═══ INPUT MATERIAL

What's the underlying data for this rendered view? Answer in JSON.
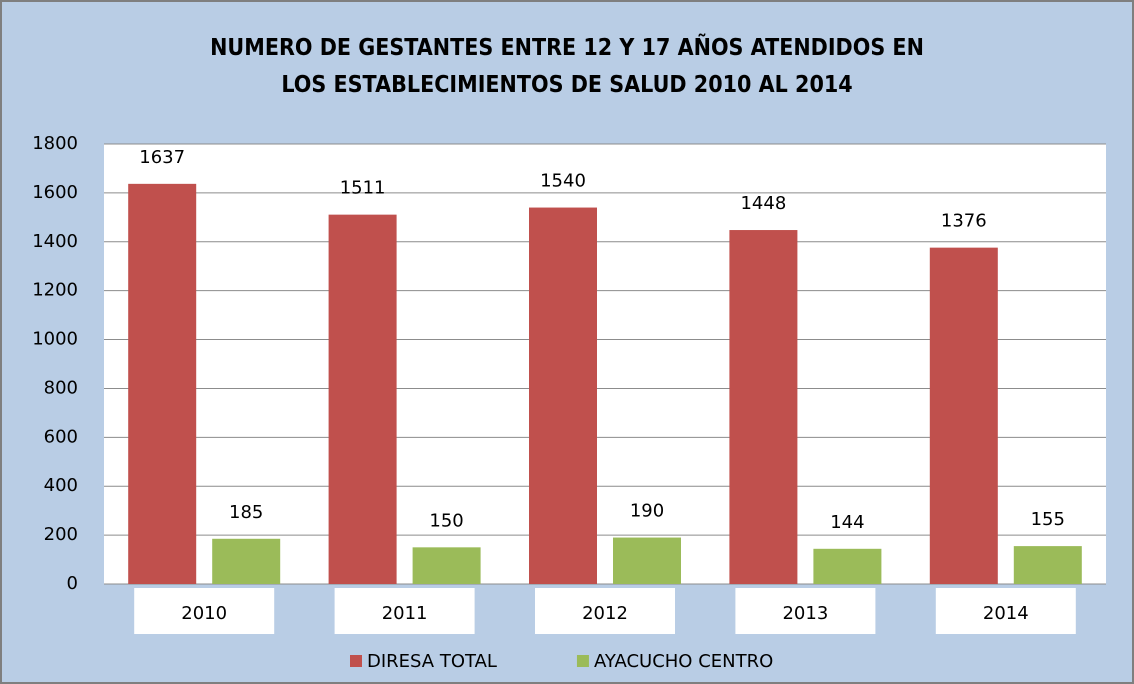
{
  "chart_data": {
    "type": "bar",
    "title": "NUMERO DE GESTANTES ENTRE 12 Y 17 AÑOS ATENDIDOS EN LOS ESTABLECIMIENTOS DE SALUD 2010 AL 2014",
    "categories": [
      "2010",
      "2011",
      "2012",
      "2013",
      "2014"
    ],
    "series": [
      {
        "name": "DIRESA TOTAL",
        "color": "#c0504d",
        "values": [
          1637,
          1511,
          1540,
          1448,
          1376
        ]
      },
      {
        "name": "AYACUCHO CENTRO",
        "color": "#9bbb59",
        "values": [
          185,
          150,
          190,
          144,
          155
        ]
      }
    ],
    "ylim": [
      0,
      1800
    ],
    "yticks": [
      0,
      200,
      400,
      600,
      800,
      1000,
      1200,
      1400,
      1600,
      1800
    ],
    "grid": true,
    "legend": "bottom"
  }
}
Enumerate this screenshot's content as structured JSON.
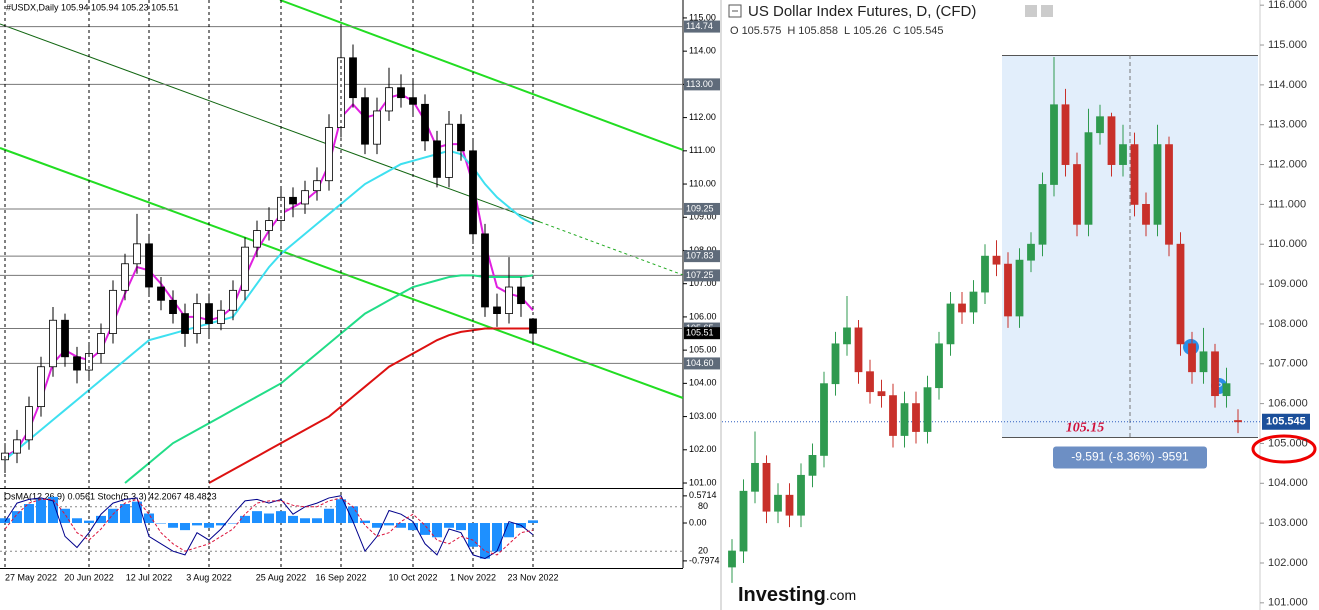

══════

WHAT YOU NEED TO DO:
Reproduce the material in full, word for word, and omit the pictures.

THE ANSWER:
What's the underlying data for this rendered view? Answer in JSON.
{
  "chart_data": {
    "type": "bar",
    "title": "NUMERO DE GESTANTES ENTRE 12 Y 17 AÑOS ATENDIDOS EN LOS ESTABLECIMIENTOS DE SALUD 2010 AL 2014",
    "categories": [
      "2010",
      "2011",
      "2012",
      "2013",
      "2014"
    ],
    "series": [
      {
        "name": "DIRESA TOTAL",
        "color": "#c0504d",
        "values": [
          1637,
          1511,
          1540,
          1448,
          1376
        ]
      },
      {
        "name": "AYACUCHO CENTRO",
        "color": "#9bbb59",
        "values": [
          185,
          150,
          190,
          144,
          155
        ]
      }
    ],
    "ylim": [
      0,
      1800
    ],
    "yticks": [
      0,
      200,
      400,
      600,
      800,
      1000,
      1200,
      1400,
      1600,
      1800
    ],
    "grid": true,
    "legend": "bottom"
  }
}
Enumerate this screenshot's content as structured JSON.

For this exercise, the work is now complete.